- TASK -
Copy the listing verbatim, excluding any images found in it.

— Start RECORDS —

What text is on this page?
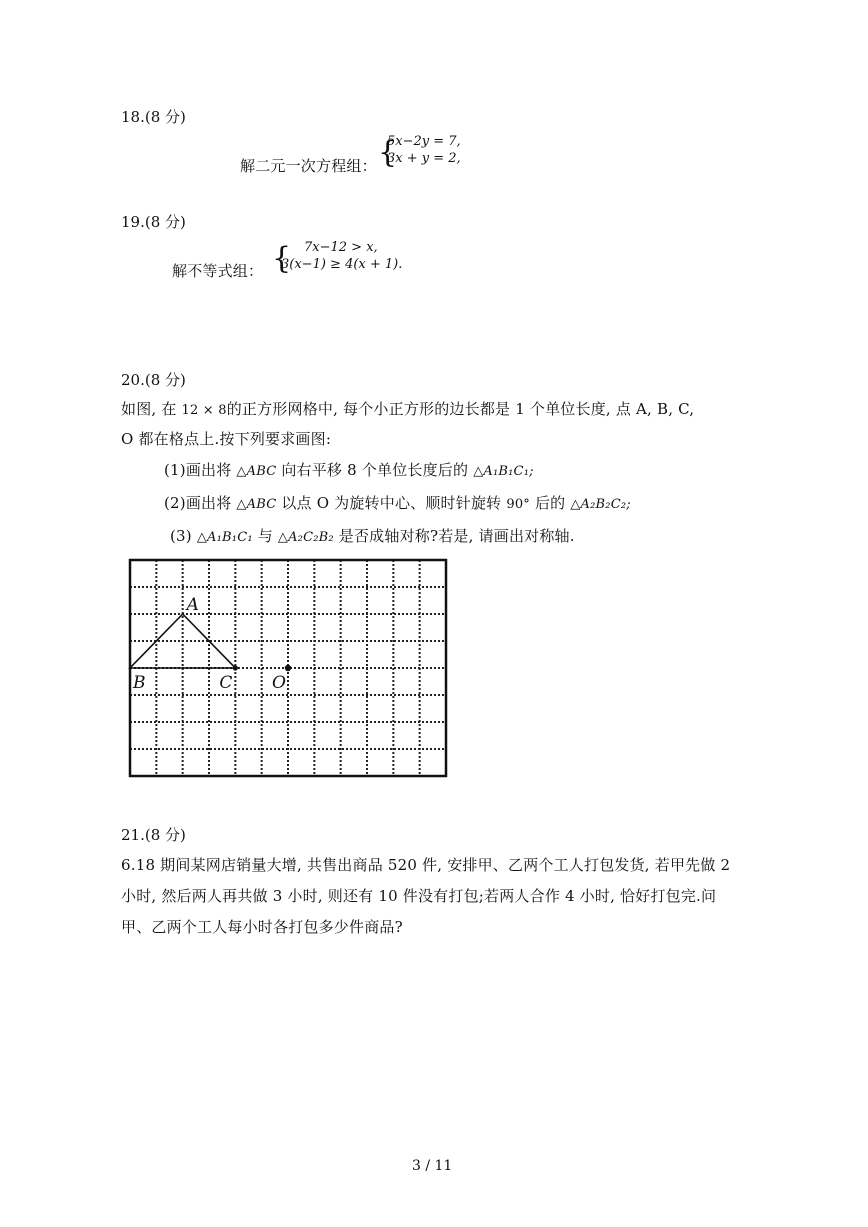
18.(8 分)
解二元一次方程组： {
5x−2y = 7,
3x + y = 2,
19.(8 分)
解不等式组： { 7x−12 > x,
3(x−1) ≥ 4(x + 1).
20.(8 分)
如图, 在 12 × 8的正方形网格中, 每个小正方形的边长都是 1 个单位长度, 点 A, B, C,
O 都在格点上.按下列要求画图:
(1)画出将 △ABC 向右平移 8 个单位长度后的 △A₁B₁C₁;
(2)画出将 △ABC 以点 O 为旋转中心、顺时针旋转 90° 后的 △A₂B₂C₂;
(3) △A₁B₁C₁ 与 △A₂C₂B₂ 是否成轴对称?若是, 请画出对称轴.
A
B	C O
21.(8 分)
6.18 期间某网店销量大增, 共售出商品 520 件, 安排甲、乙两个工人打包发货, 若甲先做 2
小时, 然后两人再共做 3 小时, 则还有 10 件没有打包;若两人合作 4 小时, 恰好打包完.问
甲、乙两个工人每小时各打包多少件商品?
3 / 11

— End RECORDS —

- FINISHED ANSWER -
What text is on this page?
18.(8 分)
解二元一次方程组： {
5x−2y = 7,
3x + y = 2,
19.(8 分)
解不等式组： { 7x−12 > x,
3(x−1) ≥ 4(x + 1).
20.(8 分)
如图, 在 12 × 8的正方形网格中, 每个小正方形的边长都是 1 个单位长度, 点 A, B, C,
O 都在格点上.按下列要求画图:
(1)画出将 △ABC 向右平移 8 个单位长度后的 △A₁B₁C₁;
(2)画出将 △ABC 以点 O 为旋转中心、顺时针旋转 90° 后的 △A₂B₂C₂;
(3) △A₁B₁C₁ 与 △A₂C₂B₂ 是否成轴对称?若是, 请画出对称轴.
A
B	C O
21.(8 分)
6.18 期间某网店销量大增, 共售出商品 520 件, 安排甲、乙两个工人打包发货, 若甲先做 2
小时, 然后两人再共做 3 小时, 则还有 10 件没有打包;若两人合作 4 小时, 恰好打包完.问
甲、乙两个工人每小时各打包多少件商品?
3 / 11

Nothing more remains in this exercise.